→ What the task asks: Below is a block of records; repeat each one exactly.

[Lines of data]
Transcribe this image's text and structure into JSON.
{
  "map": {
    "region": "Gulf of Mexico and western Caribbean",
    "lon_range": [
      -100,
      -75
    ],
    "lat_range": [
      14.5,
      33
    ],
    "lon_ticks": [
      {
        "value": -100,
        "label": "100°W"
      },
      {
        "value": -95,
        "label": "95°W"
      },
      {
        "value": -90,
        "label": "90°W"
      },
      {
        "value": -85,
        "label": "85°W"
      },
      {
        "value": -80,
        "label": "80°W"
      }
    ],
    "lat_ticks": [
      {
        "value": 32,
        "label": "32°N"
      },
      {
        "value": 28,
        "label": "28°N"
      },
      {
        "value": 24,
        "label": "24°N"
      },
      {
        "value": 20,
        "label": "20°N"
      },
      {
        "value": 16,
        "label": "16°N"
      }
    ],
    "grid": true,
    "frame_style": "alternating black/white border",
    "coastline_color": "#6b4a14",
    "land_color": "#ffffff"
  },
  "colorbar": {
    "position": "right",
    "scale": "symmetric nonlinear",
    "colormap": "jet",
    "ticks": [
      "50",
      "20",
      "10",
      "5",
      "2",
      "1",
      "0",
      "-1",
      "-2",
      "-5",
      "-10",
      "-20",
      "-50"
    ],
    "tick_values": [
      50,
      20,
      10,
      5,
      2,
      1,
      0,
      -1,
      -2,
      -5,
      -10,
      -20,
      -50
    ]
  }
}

→ Response to the exercise:
Transcribe this image's text and structure into JSON.
{
  "map": {
    "region": "Gulf of Mexico and western Caribbean",
    "lon_range": [
      -100,
      -75
    ],
    "lat_range": [
      14.5,
      33
    ],
    "lon_ticks": [
      {
        "value": -100,
        "label": "100°W"
      },
      {
        "value": -95,
        "label": "95°W"
      },
      {
        "value": -90,
        "label": "90°W"
      },
      {
        "value": -85,
        "label": "85°W"
      },
      {
        "value": -80,
        "label": "80°W"
      }
    ],
    "lat_ticks": [
      {
        "value": 32,
        "label": "32°N"
      },
      {
        "value": 28,
        "label": "28°N"
      },
      {
        "value": 24,
        "label": "24°N"
      },
      {
        "value": 20,
        "label": "20°N"
      },
      {
        "value": 16,
        "label": "16°N"
      }
    ],
    "grid": true,
    "frame_style": "alternating black/white border",
    "coastline_color": "#6b4a14",
    "land_color": "#ffffff"
  },
  "colorbar": {
    "position": "right",
    "scale": "symmetric nonlinear",
    "colormap": "jet",
    "ticks": [
      "50",
      "20",
      "10",
      "5",
      "2",
      "1",
      "0",
      "-1",
      "-2",
      "-5",
      "-10",
      "-20",
      "-50"
    ],
    "tick_values": [
      50,
      20,
      10,
      5,
      2,
      1,
      0,
      -1,
      -2,
      -5,
      -10,
      -20,
      -50
    ]
  }
}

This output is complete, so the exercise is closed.